Short task: Check each line of the material below for "Google". Report how many have it, with no other words.
━━ Available records ━━
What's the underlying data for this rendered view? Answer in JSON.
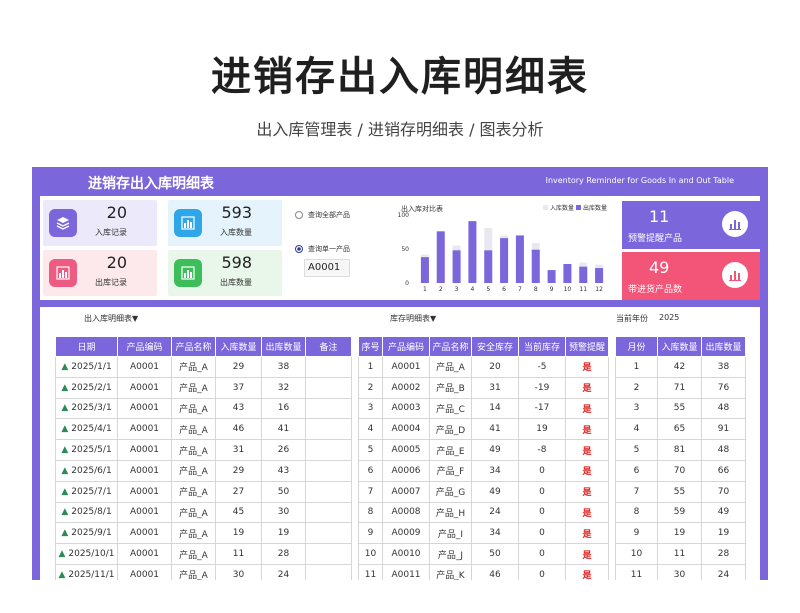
{
  "hero": {
    "title": "进销存出入库明细表",
    "subtitle": "出入库管理表 / 进销存明细表 / 图表分析"
  },
  "sheet": {
    "title": "进销存出入库明细表",
    "en_title": "Inventory Reminder for Goods In and Out Table"
  },
  "stats": {
    "in_records": {
      "value": "20",
      "label": "入库记录"
    },
    "in_qty": {
      "value": "593",
      "label": "入库数量"
    },
    "out_records": {
      "value": "20",
      "label": "出库记录"
    },
    "out_qty": {
      "value": "598",
      "label": "出库数量"
    }
  },
  "filter": {
    "all_label": "查询全部产品",
    "single_label": "查询单一产品",
    "product_value": "A0001"
  },
  "alerts": {
    "warn": {
      "value": "11",
      "label": "预警提醒产品"
    },
    "restock": {
      "value": "49",
      "label": "带进货产品数"
    }
  },
  "chart_data": {
    "type": "bar",
    "title": "出入库对比表",
    "categories": [
      "1",
      "2",
      "3",
      "4",
      "5",
      "6",
      "7",
      "8",
      "9",
      "10",
      "11",
      "12"
    ],
    "series": [
      {
        "name": "入库数量",
        "values": [
          42,
          71,
          55,
          65,
          81,
          70,
          55,
          59,
          19,
          11,
          30,
          27
        ]
      },
      {
        "name": "出库数量",
        "values": [
          38,
          76,
          48,
          91,
          48,
          66,
          70,
          49,
          19,
          28,
          24,
          22
        ]
      }
    ],
    "ylim": [
      0,
      100
    ],
    "yticks": [
      "0",
      "50",
      "100"
    ],
    "legend": "top-right",
    "colors": {
      "in": "#e9e8f1",
      "out": "#7b66dc"
    }
  },
  "sections": {
    "in_out_title": "出入库明细表▼",
    "stock_title": "库存明细表▼",
    "year_label": "当前年份",
    "year_value": "2025"
  },
  "in_out_table": {
    "headers": [
      "日期",
      "产品编码",
      "产品名称",
      "入库数量",
      "出库数量",
      "备注"
    ],
    "rows": [
      [
        "2025/1/1",
        "A0001",
        "产品_A",
        "29",
        "38",
        ""
      ],
      [
        "2025/2/1",
        "A0001",
        "产品_A",
        "37",
        "32",
        ""
      ],
      [
        "2025/3/1",
        "A0001",
        "产品_A",
        "43",
        "16",
        ""
      ],
      [
        "2025/4/1",
        "A0001",
        "产品_A",
        "46",
        "41",
        ""
      ],
      [
        "2025/5/1",
        "A0001",
        "产品_A",
        "31",
        "26",
        ""
      ],
      [
        "2025/6/1",
        "A0001",
        "产品_A",
        "29",
        "43",
        ""
      ],
      [
        "2025/7/1",
        "A0001",
        "产品_A",
        "27",
        "50",
        ""
      ],
      [
        "2025/8/1",
        "A0001",
        "产品_A",
        "45",
        "30",
        ""
      ],
      [
        "2025/9/1",
        "A0001",
        "产品_A",
        "19",
        "19",
        ""
      ],
      [
        "2025/10/1",
        "A0001",
        "产品_A",
        "11",
        "28",
        ""
      ],
      [
        "2025/11/1",
        "A0001",
        "产品_A",
        "30",
        "24",
        ""
      ]
    ]
  },
  "stock_table": {
    "headers": [
      "序号",
      "产品编码",
      "产品名称",
      "安全库存",
      "当前库存",
      "预警提醒"
    ],
    "rows": [
      [
        "1",
        "A0001",
        "产品_A",
        "20",
        "-5",
        "是"
      ],
      [
        "2",
        "A0002",
        "产品_B",
        "31",
        "-19",
        "是"
      ],
      [
        "3",
        "A0003",
        "产品_C",
        "14",
        "-17",
        "是"
      ],
      [
        "4",
        "A0004",
        "产品_D",
        "41",
        "19",
        "是"
      ],
      [
        "5",
        "A0005",
        "产品_E",
        "49",
        "-8",
        "是"
      ],
      [
        "6",
        "A0006",
        "产品_F",
        "34",
        "0",
        "是"
      ],
      [
        "7",
        "A0007",
        "产品_G",
        "49",
        "0",
        "是"
      ],
      [
        "8",
        "A0008",
        "产品_H",
        "24",
        "0",
        "是"
      ],
      [
        "9",
        "A0009",
        "产品_I",
        "34",
        "0",
        "是"
      ],
      [
        "10",
        "A0010",
        "产品_J",
        "50",
        "0",
        "是"
      ],
      [
        "11",
        "A0011",
        "产品_K",
        "46",
        "0",
        "是"
      ]
    ]
  },
  "month_table": {
    "headers": [
      "月份",
      "入库数量",
      "出库数量"
    ],
    "rows": [
      [
        "1",
        "42",
        "38"
      ],
      [
        "2",
        "71",
        "76"
      ],
      [
        "3",
        "55",
        "48"
      ],
      [
        "4",
        "65",
        "91"
      ],
      [
        "5",
        "81",
        "48"
      ],
      [
        "6",
        "70",
        "66"
      ],
      [
        "7",
        "55",
        "70"
      ],
      [
        "8",
        "59",
        "49"
      ],
      [
        "9",
        "19",
        "19"
      ],
      [
        "10",
        "11",
        "28"
      ],
      [
        "11",
        "30",
        "24"
      ]
    ]
  }
}
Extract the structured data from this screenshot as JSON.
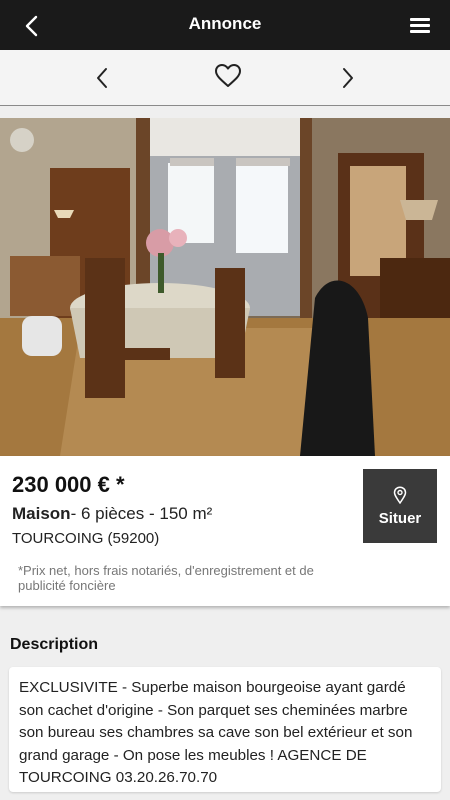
{
  "header": {
    "title": "Annonce",
    "back_icon": "chevron-left-icon",
    "menu_icon": "hamburger-menu-icon"
  },
  "nav": {
    "prev_icon": "chevron-left-icon",
    "favorite_icon": "heart-outline-icon",
    "next_icon": "chevron-right-icon"
  },
  "photo": {
    "alt": "Salle à manger",
    "carousel_dots": 1
  },
  "listing": {
    "price": "230 000 € *",
    "type": "Maison",
    "details": "- 6 pièces - 150 m²",
    "city": "TOURCOING (59200)",
    "note": "*Prix net, hors frais notariés, d'enregistrement et de publicité foncière",
    "locate_label": "Situer",
    "locate_icon": "map-pin-icon"
  },
  "description": {
    "title": "Description",
    "text": "EXCLUSIVITE - Superbe maison bourgeoise ayant gardé son cachet d'origine - Son parquet ses cheminées marbre son bureau ses chambres sa cave son bel extérieur et son grand garage - On pose les meubles ! AGENCE DE TOURCOING 03.20.26.70.70"
  },
  "colors": {
    "topbar": "#1a1a1a",
    "button_dark": "#3a3a3a",
    "page_bg": "#efefef"
  }
}
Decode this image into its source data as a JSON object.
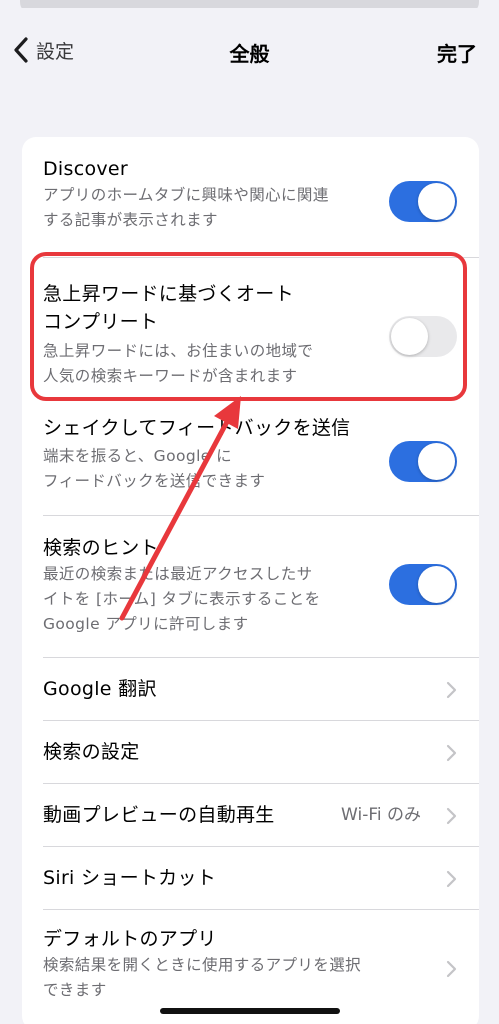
{
  "nav": {
    "back_label": "設定",
    "title": "全般",
    "done_label": "完了"
  },
  "rows": [
    {
      "title": "Discover",
      "subtitle_lines": [
        "アプリのホームタブに興味や関心に関連",
        "する記事が表示されます"
      ],
      "toggle": true
    },
    {
      "title_lines": [
        "急上昇ワードに基づくオート",
        "コンプリート"
      ],
      "subtitle_lines": [
        "急上昇ワードには、お住まいの地域で",
        "人気の検索キーワードが含まれます"
      ],
      "toggle": false
    },
    {
      "title": "シェイクしてフィードバックを送信",
      "subtitle_lines": [
        "端末を振ると、Google に",
        "フィードバックを送信できます"
      ],
      "toggle": true
    },
    {
      "title": "検索のヒント",
      "subtitle_lines": [
        "最近の検索または最近アクセスしたサ",
        "イトを [ホーム] タブに表示することを",
        "Google アプリに許可します"
      ],
      "toggle": true
    },
    {
      "title": "Google 翻訳"
    },
    {
      "title": "検索の設定"
    },
    {
      "title": "動画プレビューの自動再生",
      "value": "Wi-Fi のみ"
    },
    {
      "title": "Siri ショートカット"
    },
    {
      "title": "デフォルトのアプリ",
      "subtitle_lines": [
        "検索結果を開くときに使用するアプリを選択",
        "できます"
      ]
    }
  ],
  "colors": {
    "toggle_on": "#2c6fe0",
    "toggle_off": "#e9e9eb",
    "annotation": "#e8383c",
    "background": "#f2f2f7"
  },
  "icons": {
    "back": "chevron-left-icon",
    "disclosure": "chevron-right-icon"
  }
}
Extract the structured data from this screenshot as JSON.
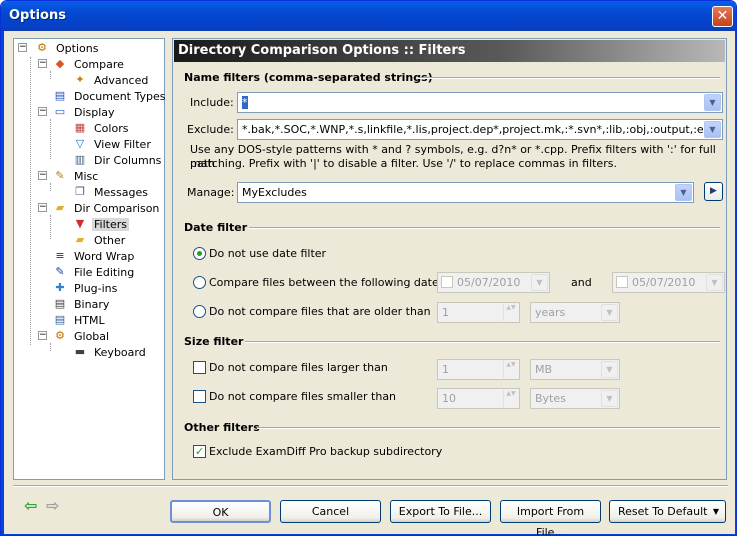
{
  "window": {
    "title": "Options",
    "close_glyph": "✕"
  },
  "tree": [
    {
      "label": "Options",
      "icon": "gear-icon",
      "glyph": "⚙"
    },
    {
      "label": "Compare",
      "icon": "compare-icon",
      "glyph": "◆"
    },
    {
      "label": "Advanced",
      "icon": "wand-icon",
      "glyph": "✦"
    },
    {
      "label": "Document Types",
      "icon": "doc-types-icon",
      "glyph": "▤"
    },
    {
      "label": "Display",
      "icon": "monitor-icon",
      "glyph": "▭"
    },
    {
      "label": "Colors",
      "icon": "colors-icon",
      "glyph": "▦"
    },
    {
      "label": "View Filter",
      "icon": "filter-icon",
      "glyph": "▽"
    },
    {
      "label": "Dir Columns",
      "icon": "columns-icon",
      "glyph": "▥"
    },
    {
      "label": "Misc",
      "icon": "wrench-icon",
      "glyph": "✎"
    },
    {
      "label": "Messages",
      "icon": "messages-icon",
      "glyph": "❐"
    },
    {
      "label": "Dir Comparison",
      "icon": "folder-icon",
      "glyph": "▰"
    },
    {
      "label": "Filters",
      "icon": "funnel-icon",
      "glyph": "▼"
    },
    {
      "label": "Other",
      "icon": "folder-other-icon",
      "glyph": "▰"
    },
    {
      "label": "Word Wrap",
      "icon": "word-wrap-icon",
      "glyph": "≡"
    },
    {
      "label": "File Editing",
      "icon": "edit-icon",
      "glyph": "✎"
    },
    {
      "label": "Plug-ins",
      "icon": "plugin-icon",
      "glyph": "✚"
    },
    {
      "label": "Binary",
      "icon": "binary-icon",
      "glyph": "▤"
    },
    {
      "label": "HTML",
      "icon": "html-icon",
      "glyph": "▤"
    },
    {
      "label": "Global",
      "icon": "global-icon",
      "glyph": "⚙"
    },
    {
      "label": "Keyboard",
      "icon": "keyboard-icon",
      "glyph": "▬"
    }
  ],
  "panel": {
    "header": "Directory Comparison Options :: Filters",
    "name_filters": {
      "section": "Name filters (comma-separated strings)",
      "include_label": "Include:",
      "include_value": "*",
      "exclude_label": "Exclude:",
      "exclude_value": "*.bak,*.SOC,*.WNP,*.s,linkfile,*.lis,project.dep*,project.mk,:*.svn*,:lib,:obj,:output,:emu,:ba",
      "hint_line1": "Use any DOS-style patterns with * and ? symbols, e.g. d?n* or *.cpp. Prefix filters with ':' for full path",
      "hint_line2": "matching. Prefix with '|' to disable a filter. Use '/' to replace commas in filters.",
      "manage_label": "Manage:",
      "manage_value": "MyExcludes",
      "arrow_glyph": "▶"
    },
    "date_filter": {
      "section": "Date filter",
      "opt1": "Do not use date filter",
      "opt2": "Compare files between the following dates:",
      "date_from": "05/07/2010",
      "and_label": "and",
      "date_to": "05/07/2010",
      "opt3": "Do not compare files that are older than",
      "older_value": "1",
      "older_unit": "years"
    },
    "size_filter": {
      "section": "Size filter",
      "opt1": "Do not compare files larger than",
      "larger_value": "1",
      "larger_unit": "MB",
      "opt2": "Do not compare files smaller than",
      "smaller_value": "10",
      "smaller_unit": "Bytes"
    },
    "other_filters": {
      "section": "Other filters",
      "opt1": "Exclude ExamDiff Pro backup subdirectory",
      "check_glyph": "✓"
    }
  },
  "buttons": {
    "ok": "OK",
    "cancel": "Cancel",
    "export": "Export To File...",
    "import": "Import From File...",
    "reset": "Reset To Default",
    "reset_arrow": "▼",
    "back_glyph": "⇦",
    "forward_glyph": "⇨"
  },
  "glyphs": {
    "dropdown": "▼",
    "spin": "▲▼",
    "minus": "−"
  },
  "colors": {
    "titlebar": "#0348d0",
    "accent_green": "#21a121",
    "header_dark": "#1a1a1a"
  }
}
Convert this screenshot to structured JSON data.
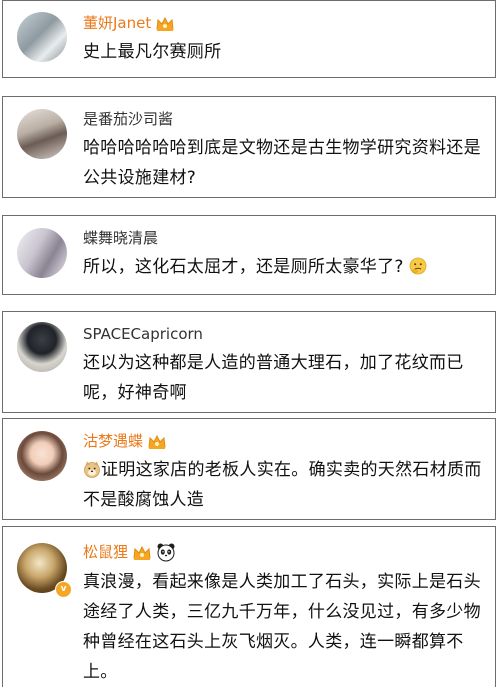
{
  "comments": [
    {
      "username": "董妍Janet",
      "vip": true,
      "badges": [
        "crown-badge-icon"
      ],
      "text": "史上最凡尔赛厕所",
      "prefix_emoji": null,
      "suffix_emoji": null
    },
    {
      "username": "是番茄沙司酱",
      "vip": false,
      "badges": [],
      "text": "哈哈哈哈哈哈到底是文物还是古生物学研究资料还是公共设施建材?",
      "prefix_emoji": null,
      "suffix_emoji": null
    },
    {
      "username": "蝶舞晓清晨",
      "vip": false,
      "badges": [],
      "text": "所以，这化石太屈才，还是厕所太豪华了?",
      "prefix_emoji": null,
      "suffix_emoji": "thinking-face-icon"
    },
    {
      "username": "SPACECapricorn",
      "vip": false,
      "badges": [],
      "text": "还以为这种都是人造的普通大理石，加了花纹而已呢，好神奇啊",
      "prefix_emoji": null,
      "suffix_emoji": null
    },
    {
      "username": "沽梦遇蝶",
      "vip": true,
      "badges": [
        "crown-badge-icon"
      ],
      "text": "证明这家店的老板人实在。确实卖的天然石材质而不是酸腐蚀人造",
      "prefix_emoji": "doge-icon",
      "suffix_emoji": null
    },
    {
      "username": "松鼠狸",
      "vip": true,
      "badges": [
        "crown-badge-icon",
        "panda-badge-icon"
      ],
      "verified": true,
      "text": "真浪漫，看起来像是人类加工了石头，实际上是石头途经了人类，三亿九千万年，什么没见过，有多少物种曾经在这石头上灰飞烟灭。人类，连一瞬都算不上。",
      "prefix_emoji": null,
      "suffix_emoji": null
    }
  ],
  "colors": {
    "vip_name": "#ea7a1a",
    "name": "#333333",
    "text": "#111111",
    "border": "#6d6d6d",
    "crown": "#f5a623"
  }
}
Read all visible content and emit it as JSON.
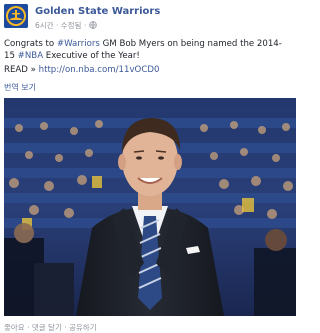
{
  "page": {
    "name": "Golden State Warriors",
    "time": "6시간",
    "dot": "·",
    "edited": "수정됨",
    "dot2": "·"
  },
  "post": {
    "prefix": "Congrats to ",
    "hashtag1": "#Warriors",
    "middle": " GM Bob Myers on being named the 2014-15 ",
    "hashtag2": "#NBA",
    "suffix": " Executive of the Year!",
    "read_label": "READ » ",
    "link": "http://on.nba.com/11vOCD0"
  },
  "translate_label": "번역 보기",
  "actions": {
    "like": "좋아요",
    "sep1": " · ",
    "comment": "댓글 달기",
    "sep2": " · ",
    "share": "공유하기"
  },
  "icons": {
    "avatar": "warriors-logo",
    "privacy": "globe-icon"
  },
  "colors": {
    "link": "#3b5998",
    "meta": "#90949c",
    "text": "#1d2129"
  }
}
━━━
Solution: 3